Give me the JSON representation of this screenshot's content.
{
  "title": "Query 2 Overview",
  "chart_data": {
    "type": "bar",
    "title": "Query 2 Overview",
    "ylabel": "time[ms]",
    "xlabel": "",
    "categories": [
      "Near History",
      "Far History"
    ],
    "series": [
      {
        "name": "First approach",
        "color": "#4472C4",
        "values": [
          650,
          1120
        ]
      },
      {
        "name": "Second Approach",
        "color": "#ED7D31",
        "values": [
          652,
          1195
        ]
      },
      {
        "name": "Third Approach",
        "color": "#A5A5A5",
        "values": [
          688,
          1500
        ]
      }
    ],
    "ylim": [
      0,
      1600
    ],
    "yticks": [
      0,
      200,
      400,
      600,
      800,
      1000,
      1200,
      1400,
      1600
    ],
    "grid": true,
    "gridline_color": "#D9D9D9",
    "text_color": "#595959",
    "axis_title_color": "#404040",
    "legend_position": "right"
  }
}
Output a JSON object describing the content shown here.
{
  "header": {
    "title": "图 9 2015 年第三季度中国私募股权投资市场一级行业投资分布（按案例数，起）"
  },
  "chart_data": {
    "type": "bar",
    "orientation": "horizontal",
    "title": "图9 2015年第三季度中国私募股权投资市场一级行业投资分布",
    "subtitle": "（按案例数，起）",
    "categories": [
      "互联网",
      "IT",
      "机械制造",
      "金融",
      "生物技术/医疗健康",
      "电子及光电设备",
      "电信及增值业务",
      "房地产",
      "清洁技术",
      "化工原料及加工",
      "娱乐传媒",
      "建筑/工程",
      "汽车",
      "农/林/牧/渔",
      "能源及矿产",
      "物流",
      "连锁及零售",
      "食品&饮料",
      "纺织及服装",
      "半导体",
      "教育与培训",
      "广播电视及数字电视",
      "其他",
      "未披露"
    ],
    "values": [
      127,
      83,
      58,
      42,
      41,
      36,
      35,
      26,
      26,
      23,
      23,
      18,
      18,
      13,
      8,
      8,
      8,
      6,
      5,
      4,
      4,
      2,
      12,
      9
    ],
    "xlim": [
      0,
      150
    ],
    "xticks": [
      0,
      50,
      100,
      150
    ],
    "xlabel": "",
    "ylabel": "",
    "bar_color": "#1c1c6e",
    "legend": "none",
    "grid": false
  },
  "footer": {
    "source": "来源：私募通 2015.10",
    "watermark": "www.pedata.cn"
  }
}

[BRIEF]
Take the entries and copy them out exactly.

[RESULT BELOW]
Give me the JSON representation of this screenshot's content.
{
  "title": "Query 2 Overview",
  "chart_data": {
    "type": "bar",
    "title": "Query 2 Overview",
    "ylabel": "time[ms]",
    "xlabel": "",
    "categories": [
      "Near History",
      "Far History"
    ],
    "series": [
      {
        "name": "First approach",
        "color": "#4472C4",
        "values": [
          650,
          1120
        ]
      },
      {
        "name": "Second Approach",
        "color": "#ED7D31",
        "values": [
          652,
          1195
        ]
      },
      {
        "name": "Third Approach",
        "color": "#A5A5A5",
        "values": [
          688,
          1500
        ]
      }
    ],
    "ylim": [
      0,
      1600
    ],
    "yticks": [
      0,
      200,
      400,
      600,
      800,
      1000,
      1200,
      1400,
      1600
    ],
    "grid": true,
    "gridline_color": "#D9D9D9",
    "text_color": "#595959",
    "axis_title_color": "#404040",
    "legend_position": "right"
  }
}
Output a JSON object describing the content shown here.
{
  "header": {
    "title": "图 9 2015 年第三季度中国私募股权投资市场一级行业投资分布（按案例数，起）"
  },
  "chart_data": {
    "type": "bar",
    "orientation": "horizontal",
    "title": "图9 2015年第三季度中国私募股权投资市场一级行业投资分布",
    "subtitle": "（按案例数，起）",
    "categories": [
      "互联网",
      "IT",
      "机械制造",
      "金融",
      "生物技术/医疗健康",
      "电子及光电设备",
      "电信及增值业务",
      "房地产",
      "清洁技术",
      "化工原料及加工",
      "娱乐传媒",
      "建筑/工程",
      "汽车",
      "农/林/牧/渔",
      "能源及矿产",
      "物流",
      "连锁及零售",
      "食品&饮料",
      "纺织及服装",
      "半导体",
      "教育与培训",
      "广播电视及数字电视",
      "其他",
      "未披露"
    ],
    "values": [
      127,
      83,
      58,
      42,
      41,
      36,
      35,
      26,
      26,
      23,
      23,
      18,
      18,
      13,
      8,
      8,
      8,
      6,
      5,
      4,
      4,
      2,
      12,
      9
    ],
    "xlim": [
      0,
      150
    ],
    "xticks": [
      0,
      50,
      100,
      150
    ],
    "xlabel": "",
    "ylabel": "",
    "bar_color": "#1c1c6e",
    "legend": "none",
    "grid": false
  },
  "footer": {
    "source": "来源：私募通 2015.10",
    "watermark": "www.pedata.cn"
  }
}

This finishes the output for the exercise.